Stated goal: Go through the listing and set it down exactly, leaving out its pictures.
========
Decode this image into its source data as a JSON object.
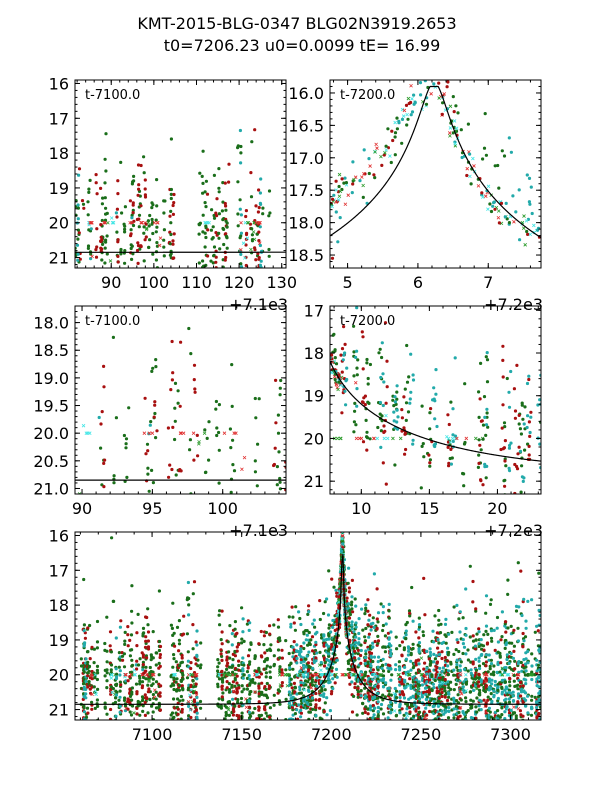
{
  "figure": {
    "title_line1": "KMT-2015-BLG-0347 BLG02N3919.2653",
    "title_line2": "t0=7206.23 u0=0.0099 tE=  16.99"
  },
  "model": {
    "t0": 7206.23,
    "u0": 0.0099,
    "tE": 16.99,
    "baseline_mag": 20.85,
    "peak_mag": 15.9
  },
  "colors": {
    "green": "#1a6e1a",
    "red": "#a81010",
    "teal": "#22aaaa",
    "cyan_cross": "#44e6e6",
    "red_cross": "#e03030",
    "green_cross": "#2a9a2a",
    "model_line": "#000000"
  },
  "chart_data": [
    {
      "type": "scatter",
      "panel": "top-left",
      "label": "t-7100.0",
      "offset_label": "+7.1e3",
      "xlim": [
        7081.5,
        7131
      ],
      "ylim": [
        21.3,
        15.9
      ],
      "xticks": [
        7090,
        7100,
        7110,
        7120,
        7130
      ],
      "xtick_labels": [
        "90",
        "100",
        "110",
        "120",
        "130"
      ],
      "yticks": [
        16,
        17,
        18,
        19,
        20,
        21
      ],
      "ytick_labels": [
        "16",
        "17",
        "18",
        "19",
        "20",
        "21"
      ]
    },
    {
      "type": "scatter",
      "panel": "top-right",
      "label": "t-7200.0",
      "offset_label": "+7.2e3",
      "xlim": [
        7204.75,
        7207.75
      ],
      "ylim": [
        18.7,
        15.8
      ],
      "xticks": [
        7205,
        7206,
        7207
      ],
      "xtick_labels": [
        "5",
        "6",
        "7"
      ],
      "yticks": [
        16.0,
        16.5,
        17.0,
        17.5,
        18.0,
        18.5
      ],
      "ytick_labels": [
        "16.0",
        "16.5",
        "17.0",
        "17.5",
        "18.0",
        "18.5"
      ]
    },
    {
      "type": "scatter",
      "panel": "middle-left",
      "label": "t-7100.0",
      "offset_label": "+7.1e3",
      "xlim": [
        7089.5,
        7104.5
      ],
      "ylim": [
        21.1,
        17.7
      ],
      "xticks": [
        7090,
        7095,
        7100
      ],
      "xtick_labels": [
        "90",
        "95",
        "100"
      ],
      "yticks": [
        18.0,
        18.5,
        19.0,
        19.5,
        20.0,
        20.5,
        21.0
      ],
      "ytick_labels": [
        "18.0",
        "18.5",
        "19.0",
        "19.5",
        "20.0",
        "20.5",
        "21.0"
      ]
    },
    {
      "type": "scatter",
      "panel": "middle-right",
      "label": "t-7200.0",
      "offset_label": "+7.2e3",
      "xlim": [
        7207.7,
        7223.2
      ],
      "ylim": [
        21.3,
        16.9
      ],
      "xticks": [
        7210,
        7215,
        7220
      ],
      "xtick_labels": [
        "10",
        "15",
        "20"
      ],
      "yticks": [
        17,
        18,
        19,
        20,
        21
      ],
      "ytick_labels": [
        "17",
        "18",
        "19",
        "20",
        "21"
      ]
    },
    {
      "type": "scatter",
      "panel": "bottom",
      "label": "",
      "offset_label": "",
      "xlim": [
        7057,
        7317
      ],
      "ylim": [
        21.3,
        15.9
      ],
      "xticks": [
        7100,
        7150,
        7200,
        7250,
        7300
      ],
      "xtick_labels": [
        "7100",
        "7150",
        "7200",
        "7250",
        "7300"
      ],
      "yticks": [
        16,
        17,
        18,
        19,
        20,
        21
      ],
      "ytick_labels": [
        "16",
        "17",
        "18",
        "19",
        "20",
        "21"
      ]
    }
  ],
  "series": [
    {
      "name": "observatory-green-dots",
      "marker": "dot",
      "color_key": "green"
    },
    {
      "name": "observatory-red-dots",
      "marker": "dot",
      "color_key": "red"
    },
    {
      "name": "observatory-teal-dots",
      "marker": "dot",
      "color_key": "teal"
    },
    {
      "name": "cyan-crosses",
      "marker": "cross",
      "color_key": "cyan_cross"
    },
    {
      "name": "red-crosses",
      "marker": "cross",
      "color_key": "red_cross"
    },
    {
      "name": "green-crosses",
      "marker": "cross",
      "color_key": "green_cross"
    }
  ]
}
========
Exercise output:
Decode this image into its source data as a JSON object.
{
  "figure": {
    "title_line1": "KMT-2015-BLG-0347 BLG02N3919.2653",
    "title_line2": "t0=7206.23 u0=0.0099 tE=  16.99"
  },
  "model": {
    "t0": 7206.23,
    "u0": 0.0099,
    "tE": 16.99,
    "baseline_mag": 20.85,
    "peak_mag": 15.9
  },
  "colors": {
    "green": "#1a6e1a",
    "red": "#a81010",
    "teal": "#22aaaa",
    "cyan_cross": "#44e6e6",
    "red_cross": "#e03030",
    "green_cross": "#2a9a2a",
    "model_line": "#000000"
  },
  "chart_data": [
    {
      "type": "scatter",
      "panel": "top-left",
      "label": "t-7100.0",
      "offset_label": "+7.1e3",
      "xlim": [
        7081.5,
        7131
      ],
      "ylim": [
        21.3,
        15.9
      ],
      "xticks": [
        7090,
        7100,
        7110,
        7120,
        7130
      ],
      "xtick_labels": [
        "90",
        "100",
        "110",
        "120",
        "130"
      ],
      "yticks": [
        16,
        17,
        18,
        19,
        20,
        21
      ],
      "ytick_labels": [
        "16",
        "17",
        "18",
        "19",
        "20",
        "21"
      ]
    },
    {
      "type": "scatter",
      "panel": "top-right",
      "label": "t-7200.0",
      "offset_label": "+7.2e3",
      "xlim": [
        7204.75,
        7207.75
      ],
      "ylim": [
        18.7,
        15.8
      ],
      "xticks": [
        7205,
        7206,
        7207
      ],
      "xtick_labels": [
        "5",
        "6",
        "7"
      ],
      "yticks": [
        16.0,
        16.5,
        17.0,
        17.5,
        18.0,
        18.5
      ],
      "ytick_labels": [
        "16.0",
        "16.5",
        "17.0",
        "17.5",
        "18.0",
        "18.5"
      ]
    },
    {
      "type": "scatter",
      "panel": "middle-left",
      "label": "t-7100.0",
      "offset_label": "+7.1e3",
      "xlim": [
        7089.5,
        7104.5
      ],
      "ylim": [
        21.1,
        17.7
      ],
      "xticks": [
        7090,
        7095,
        7100
      ],
      "xtick_labels": [
        "90",
        "95",
        "100"
      ],
      "yticks": [
        18.0,
        18.5,
        19.0,
        19.5,
        20.0,
        20.5,
        21.0
      ],
      "ytick_labels": [
        "18.0",
        "18.5",
        "19.0",
        "19.5",
        "20.0",
        "20.5",
        "21.0"
      ]
    },
    {
      "type": "scatter",
      "panel": "middle-right",
      "label": "t-7200.0",
      "offset_label": "+7.2e3",
      "xlim": [
        7207.7,
        7223.2
      ],
      "ylim": [
        21.3,
        16.9
      ],
      "xticks": [
        7210,
        7215,
        7220
      ],
      "xtick_labels": [
        "10",
        "15",
        "20"
      ],
      "yticks": [
        17,
        18,
        19,
        20,
        21
      ],
      "ytick_labels": [
        "17",
        "18",
        "19",
        "20",
        "21"
      ]
    },
    {
      "type": "scatter",
      "panel": "bottom",
      "label": "",
      "offset_label": "",
      "xlim": [
        7057,
        7317
      ],
      "ylim": [
        21.3,
        15.9
      ],
      "xticks": [
        7100,
        7150,
        7200,
        7250,
        7300
      ],
      "xtick_labels": [
        "7100",
        "7150",
        "7200",
        "7250",
        "7300"
      ],
      "yticks": [
        16,
        17,
        18,
        19,
        20,
        21
      ],
      "ytick_labels": [
        "16",
        "17",
        "18",
        "19",
        "20",
        "21"
      ]
    }
  ],
  "series": [
    {
      "name": "observatory-green-dots",
      "marker": "dot",
      "color_key": "green"
    },
    {
      "name": "observatory-red-dots",
      "marker": "dot",
      "color_key": "red"
    },
    {
      "name": "observatory-teal-dots",
      "marker": "dot",
      "color_key": "teal"
    },
    {
      "name": "cyan-crosses",
      "marker": "cross",
      "color_key": "cyan_cross"
    },
    {
      "name": "red-crosses",
      "marker": "cross",
      "color_key": "red_cross"
    },
    {
      "name": "green-crosses",
      "marker": "cross",
      "color_key": "green_cross"
    }
  ]
}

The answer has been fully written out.